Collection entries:
════

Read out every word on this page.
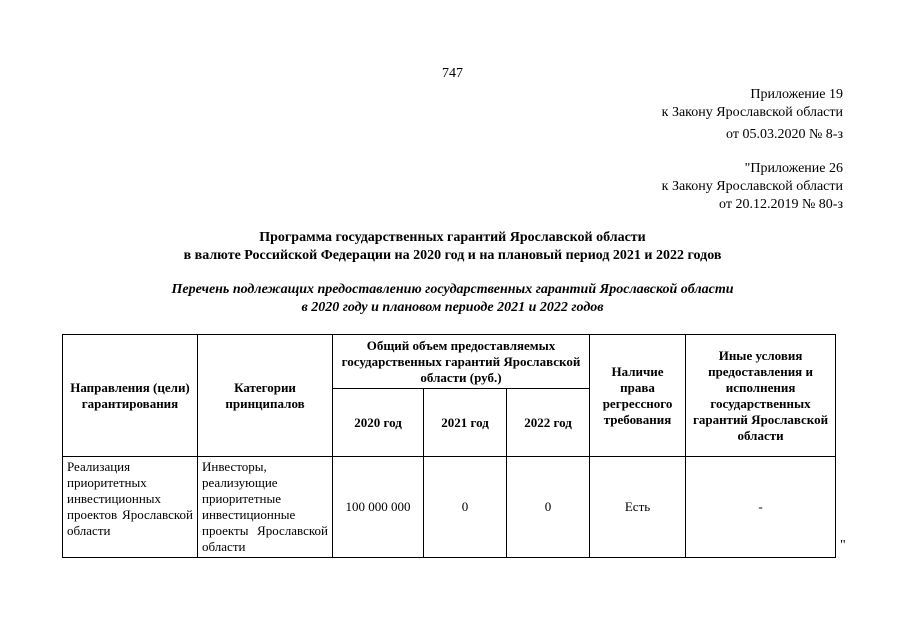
747
Приложение 19
к Закону Ярославской области
от 05.03.2020 № 8-з
"Приложение 26
к Закону Ярославской области
от 20.12.2019 № 80-з
Программа государственных гарантий Ярославской области
в валюте Российской Федерации на 2020 год и на плановый период 2021 и 2022 годов
Перечень подлежащих предоставлению государственных гарантий Ярославской области
в 2020 году и плановом периоде 2021 и 2022 годов
Направления (цели) гарантирования	Категории принципалов	Общий объем предоставляемых государственных гарантий Ярославской области (руб.)			Наличие права регрессного требования	Иные условия предоставления и исполнения государственных гарантий Ярославской области
		2020 год	2021 год	2022 год		
Реализация приоритетных инвестиционных проектов Ярославской области	Инвесторы, реализующие приоритетные инвестиционные проекты Ярославской области	100 000 000	0	0	Есть	-
"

════

■ **Exercise description**
Above are records with pictures; repeat the records exactly and leave the pictures out.

■ **Final result**
Read out every word on this page.
747
Приложение 19
к Закону Ярославской области
от 05.03.2020 № 8-з
"Приложение 26
к Закону Ярославской области
от 20.12.2019 № 80-з
Программа государственных гарантий Ярославской области
в валюте Российской Федерации на 2020 год и на плановый период 2021 и 2022 годов
Перечень подлежащих предоставлению государственных гарантий Ярославской области
в 2020 году и плановом периоде 2021 и 2022 годов
Направления (цели) гарантирования	Категории принципалов	Общий объем предоставляемых государственных гарантий Ярославской области (руб.)			Наличие права регрессного требования	Иные условия предоставления и исполнения государственных гарантий Ярославской области
		2020 год	2021 год	2022 год		
Реализация приоритетных инвестиционных проектов Ярославской области	Инвесторы, реализующие приоритетные инвестиционные проекты Ярославской области	100 000 000	0	0	Есть	-
"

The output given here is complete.